* WHAT THE EXERCISE ASKS
Check each line of the entries below for the string "Integer"; copy every line where it appears.

** Start of MATERIALS PROVIDED **

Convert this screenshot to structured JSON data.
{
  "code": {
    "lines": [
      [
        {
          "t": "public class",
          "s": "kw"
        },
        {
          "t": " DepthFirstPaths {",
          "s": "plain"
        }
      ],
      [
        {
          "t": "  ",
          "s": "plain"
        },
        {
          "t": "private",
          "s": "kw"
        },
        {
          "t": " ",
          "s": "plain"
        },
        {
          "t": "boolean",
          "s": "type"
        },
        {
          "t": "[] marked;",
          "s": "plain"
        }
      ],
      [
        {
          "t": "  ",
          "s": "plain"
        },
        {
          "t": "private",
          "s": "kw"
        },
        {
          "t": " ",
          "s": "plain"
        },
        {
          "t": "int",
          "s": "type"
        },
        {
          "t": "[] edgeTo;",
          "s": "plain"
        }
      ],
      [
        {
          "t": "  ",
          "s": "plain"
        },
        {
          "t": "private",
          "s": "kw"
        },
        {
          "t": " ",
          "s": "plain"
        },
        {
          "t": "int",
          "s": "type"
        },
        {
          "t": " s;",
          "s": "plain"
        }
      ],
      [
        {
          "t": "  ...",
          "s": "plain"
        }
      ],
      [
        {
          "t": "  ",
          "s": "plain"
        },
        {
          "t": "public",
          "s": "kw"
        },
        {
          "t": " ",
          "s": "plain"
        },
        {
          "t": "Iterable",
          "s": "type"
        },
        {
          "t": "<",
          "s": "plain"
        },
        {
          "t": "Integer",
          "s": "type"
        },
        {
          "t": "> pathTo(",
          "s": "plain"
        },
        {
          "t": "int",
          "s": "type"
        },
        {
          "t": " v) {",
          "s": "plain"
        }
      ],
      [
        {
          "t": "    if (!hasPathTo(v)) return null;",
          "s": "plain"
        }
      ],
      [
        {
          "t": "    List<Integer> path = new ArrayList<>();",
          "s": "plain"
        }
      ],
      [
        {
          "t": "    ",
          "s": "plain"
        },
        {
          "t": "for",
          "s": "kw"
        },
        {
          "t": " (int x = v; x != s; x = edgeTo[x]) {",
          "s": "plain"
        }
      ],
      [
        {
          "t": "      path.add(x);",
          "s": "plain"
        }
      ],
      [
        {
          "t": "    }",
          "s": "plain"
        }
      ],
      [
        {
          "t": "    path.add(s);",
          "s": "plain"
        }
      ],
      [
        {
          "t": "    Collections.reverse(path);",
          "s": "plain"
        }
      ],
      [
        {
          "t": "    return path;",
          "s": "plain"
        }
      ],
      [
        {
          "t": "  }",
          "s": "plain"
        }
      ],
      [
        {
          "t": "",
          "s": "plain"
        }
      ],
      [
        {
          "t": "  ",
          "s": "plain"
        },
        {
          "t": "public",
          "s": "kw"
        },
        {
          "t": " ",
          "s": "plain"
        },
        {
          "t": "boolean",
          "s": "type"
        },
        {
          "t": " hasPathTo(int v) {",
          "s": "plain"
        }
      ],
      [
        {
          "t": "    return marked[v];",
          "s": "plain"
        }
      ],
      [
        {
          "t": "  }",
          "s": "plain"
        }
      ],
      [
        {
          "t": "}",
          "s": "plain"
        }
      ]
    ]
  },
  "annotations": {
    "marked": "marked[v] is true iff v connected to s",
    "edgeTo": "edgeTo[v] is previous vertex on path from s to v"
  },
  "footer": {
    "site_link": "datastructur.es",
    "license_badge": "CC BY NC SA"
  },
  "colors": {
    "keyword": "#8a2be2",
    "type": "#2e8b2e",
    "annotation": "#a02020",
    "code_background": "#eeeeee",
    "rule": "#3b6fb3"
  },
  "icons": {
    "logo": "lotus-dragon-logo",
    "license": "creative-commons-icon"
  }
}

** End of MATERIALS PROVIDED **

* REPLY TO THE TASK
          "t": "Integer",
          "t": "    List<Integer> path = new ArrayList<>();",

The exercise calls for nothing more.